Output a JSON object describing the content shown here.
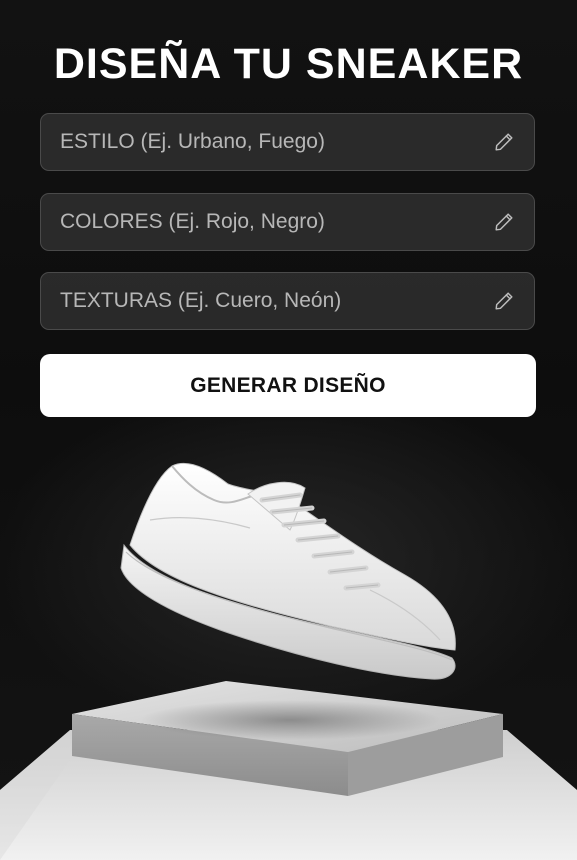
{
  "header": {
    "title": "DISEÑA TU SNEAKER"
  },
  "form": {
    "fields": [
      {
        "placeholder": "ESTILO (Ej. Urbano, Fuego)",
        "value": "",
        "icon": "pencil-icon"
      },
      {
        "placeholder": "COLORES (Ej. Rojo, Negro)",
        "value": "",
        "icon": "pencil-icon"
      },
      {
        "placeholder": "TEXTURAS (Ej. Cuero, Neón)",
        "value": "",
        "icon": "pencil-icon"
      }
    ],
    "submit_label": "GENERAR DISEÑO"
  },
  "colors": {
    "background": "#0c0c0c",
    "accent": "#ffffff",
    "field_background": "#343434",
    "field_border": "#4a4a4a"
  }
}
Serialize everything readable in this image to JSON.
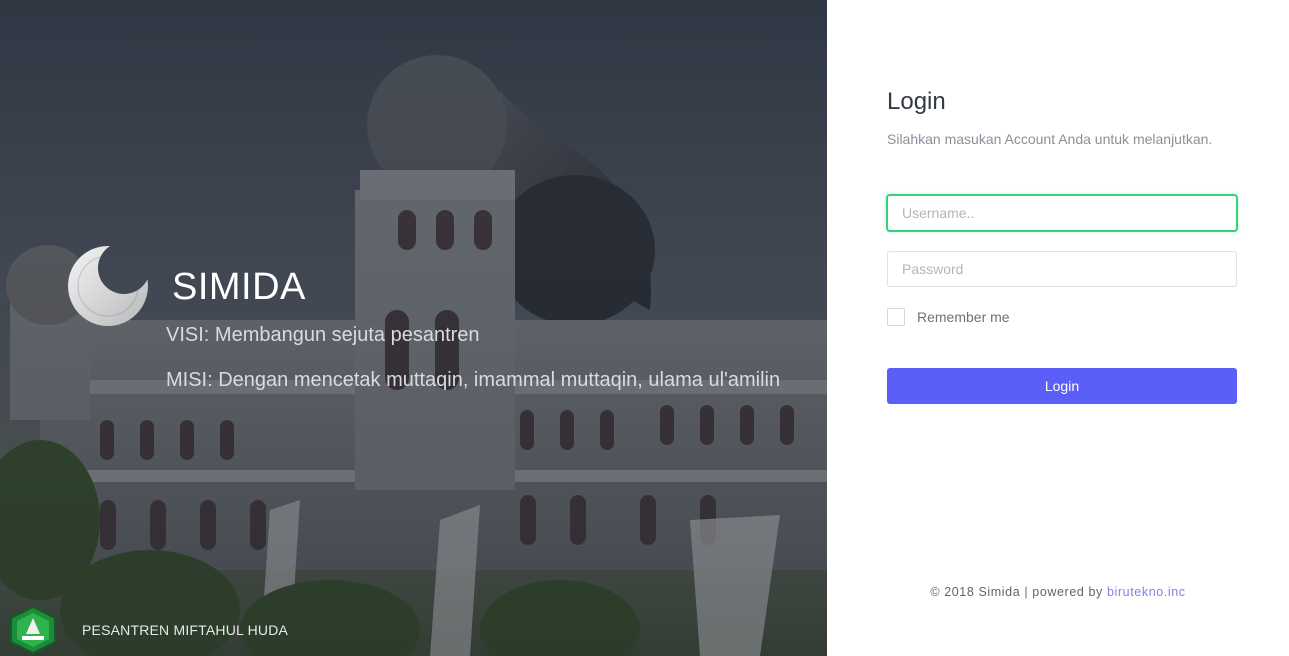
{
  "hero": {
    "brand_title": "SIMIDA",
    "visi": "VISI: Membangun sejuta pesantren",
    "misi": "MISI: Dengan mencetak muttaqin, imammal muttaqin, ulama ul'amilin",
    "institution": "PESANTREN MIFTAHUL HUDA"
  },
  "login": {
    "title": "Login",
    "subtitle": "Silahkan masukan Account Anda untuk melanjutkan.",
    "username_placeholder": "Username..",
    "password_placeholder": "Password",
    "remember_label": "Remember me",
    "button_label": "Login"
  },
  "footer": {
    "copyright_text": "© 2018 Simida | powered by ",
    "powered_by_link": "birutekno.inc"
  },
  "colors": {
    "accent": "#5b5ff7",
    "focus_border": "#36d27a",
    "link": "#7f83e6"
  }
}
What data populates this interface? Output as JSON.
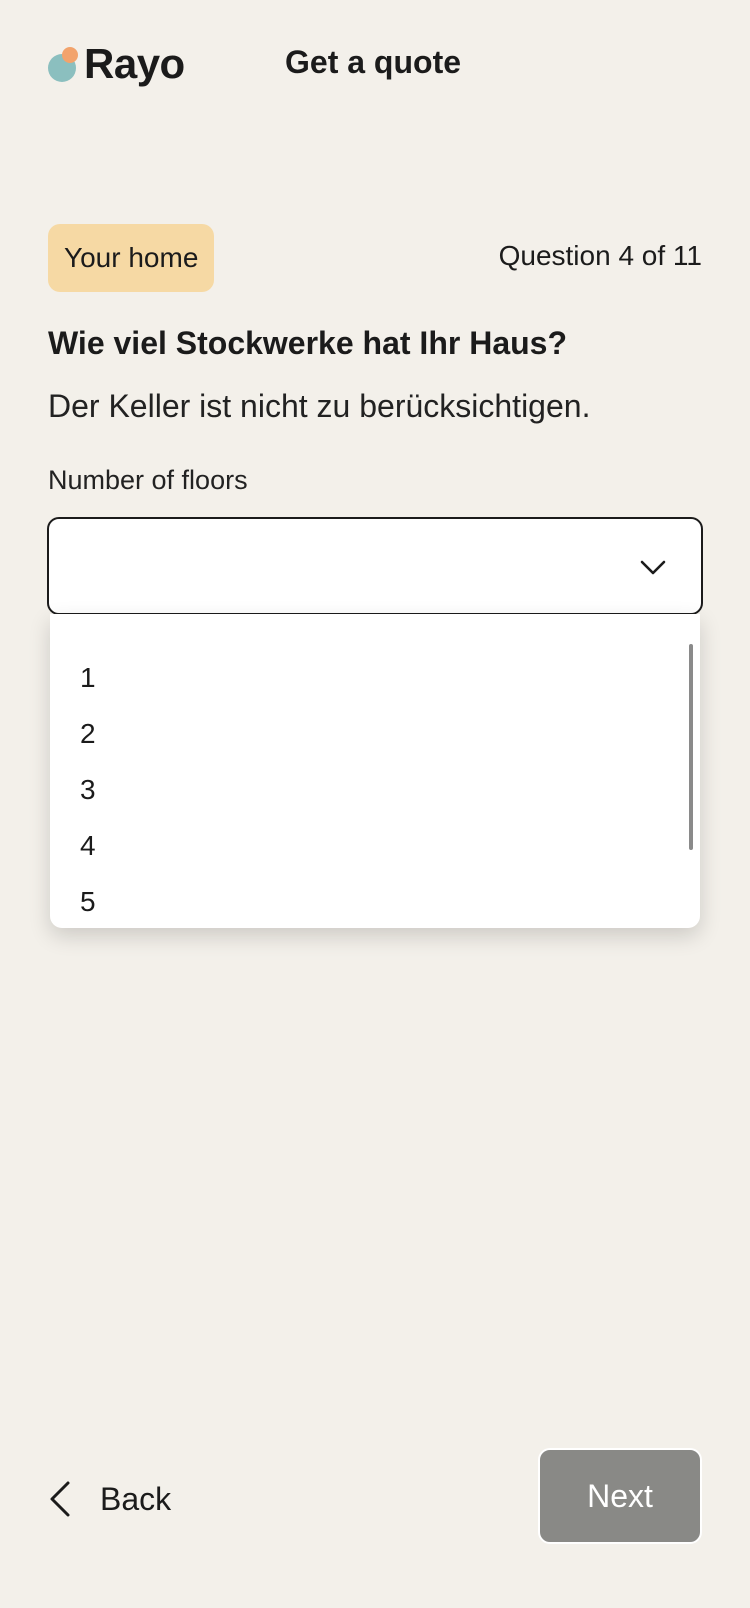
{
  "header": {
    "logo_text": "Rayo",
    "title": "Get a quote"
  },
  "progress": {
    "section_label": "Your home",
    "counter_text": "Question 4 of 11",
    "current": 4,
    "total": 11
  },
  "question": {
    "title": "Wie viel Stockwerke hat Ihr Haus?",
    "hint": "Der Keller ist nicht zu berücksichtigen."
  },
  "field": {
    "label": "Number of floors",
    "value": "",
    "options": [
      "1",
      "2",
      "3",
      "4",
      "5"
    ]
  },
  "footer": {
    "back_label": "Back",
    "next_label": "Next"
  },
  "colors": {
    "background": "#f3f0ea",
    "badge": "#f6d9a4",
    "logo_teal": "#8bbfbf",
    "logo_orange": "#f2a36c",
    "next_button_disabled": "#898986"
  }
}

(WHAT IS EXPECTED): Restate the full listing verbatim and drop every picture.

(REPLY):
Output a JSON object describing the content shown here.
{
  "header": {
    "title": "DISEÑA TU SNEAKER"
  },
  "form": {
    "fields": [
      {
        "placeholder": "ESTILO (Ej. Urbano, Fuego)",
        "value": "",
        "icon": "pencil-icon"
      },
      {
        "placeholder": "COLORES (Ej. Rojo, Negro)",
        "value": "",
        "icon": "pencil-icon"
      },
      {
        "placeholder": "TEXTURAS (Ej. Cuero, Neón)",
        "value": "",
        "icon": "pencil-icon"
      }
    ],
    "submit_label": "GENERAR DISEÑO"
  },
  "colors": {
    "background": "#0c0c0c",
    "accent": "#ffffff",
    "field_background": "#343434",
    "field_border": "#4a4a4a"
  }
}
Serialize everything readable in this image to JSON.
{
  "hero": {
    "brand_title": "SIMIDA",
    "visi": "VISI: Membangun sejuta pesantren",
    "misi": "MISI: Dengan mencetak muttaqin, imammal muttaqin, ulama ul'amilin",
    "institution": "PESANTREN MIFTAHUL HUDA"
  },
  "login": {
    "title": "Login",
    "subtitle": "Silahkan masukan Account Anda untuk melanjutkan.",
    "username_placeholder": "Username..",
    "password_placeholder": "Password",
    "remember_label": "Remember me",
    "button_label": "Login"
  },
  "footer": {
    "copyright_text": "© 2018 Simida | powered by ",
    "powered_by_link": "birutekno.inc"
  },
  "colors": {
    "accent": "#5b5ff7",
    "focus_border": "#36d27a",
    "link": "#7f83e6"
  }
}
What data populates this interface? Output as JSON.
{
  "header": {
    "logo_text": "Rayo",
    "title": "Get a quote"
  },
  "progress": {
    "section_label": "Your home",
    "counter_text": "Question 4 of 11",
    "current": 4,
    "total": 11
  },
  "question": {
    "title": "Wie viel Stockwerke hat Ihr Haus?",
    "hint": "Der Keller ist nicht zu berücksichtigen."
  },
  "field": {
    "label": "Number of floors",
    "value": "",
    "options": [
      "1",
      "2",
      "3",
      "4",
      "5"
    ]
  },
  "footer": {
    "back_label": "Back",
    "next_label": "Next"
  },
  "colors": {
    "background": "#f3f0ea",
    "badge": "#f6d9a4",
    "logo_teal": "#8bbfbf",
    "logo_orange": "#f2a36c",
    "next_button_disabled": "#898986"
  }
}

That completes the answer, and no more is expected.